EXERCISE INSTRUCTIONS — Only the number is wanted: how many lines contain the word "dash"?

EXTRACTED INFORMATION —
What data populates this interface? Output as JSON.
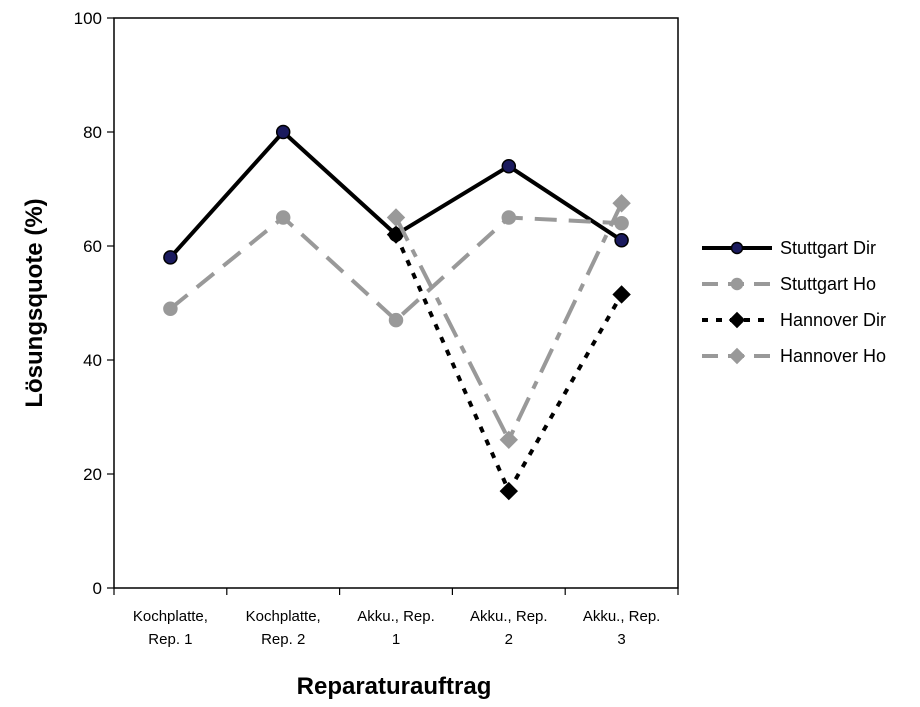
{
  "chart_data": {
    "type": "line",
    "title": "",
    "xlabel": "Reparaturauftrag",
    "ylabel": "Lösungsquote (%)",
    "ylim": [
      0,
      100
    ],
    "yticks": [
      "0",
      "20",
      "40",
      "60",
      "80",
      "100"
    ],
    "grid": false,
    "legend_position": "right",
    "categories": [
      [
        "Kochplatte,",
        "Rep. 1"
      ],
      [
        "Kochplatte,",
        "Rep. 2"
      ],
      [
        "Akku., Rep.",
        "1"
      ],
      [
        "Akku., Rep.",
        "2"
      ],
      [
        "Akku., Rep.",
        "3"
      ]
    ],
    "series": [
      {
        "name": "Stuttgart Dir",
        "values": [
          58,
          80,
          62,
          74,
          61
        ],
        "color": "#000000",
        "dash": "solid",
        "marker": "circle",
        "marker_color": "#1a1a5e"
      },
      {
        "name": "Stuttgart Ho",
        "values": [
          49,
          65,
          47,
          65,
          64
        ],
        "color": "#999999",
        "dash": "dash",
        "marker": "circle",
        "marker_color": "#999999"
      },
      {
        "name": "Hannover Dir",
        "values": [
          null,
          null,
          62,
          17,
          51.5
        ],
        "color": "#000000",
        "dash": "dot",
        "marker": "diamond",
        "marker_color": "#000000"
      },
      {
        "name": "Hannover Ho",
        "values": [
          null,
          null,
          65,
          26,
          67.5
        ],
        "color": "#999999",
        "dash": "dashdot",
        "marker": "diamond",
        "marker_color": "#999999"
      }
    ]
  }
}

EXERCISE SOLUTION — 4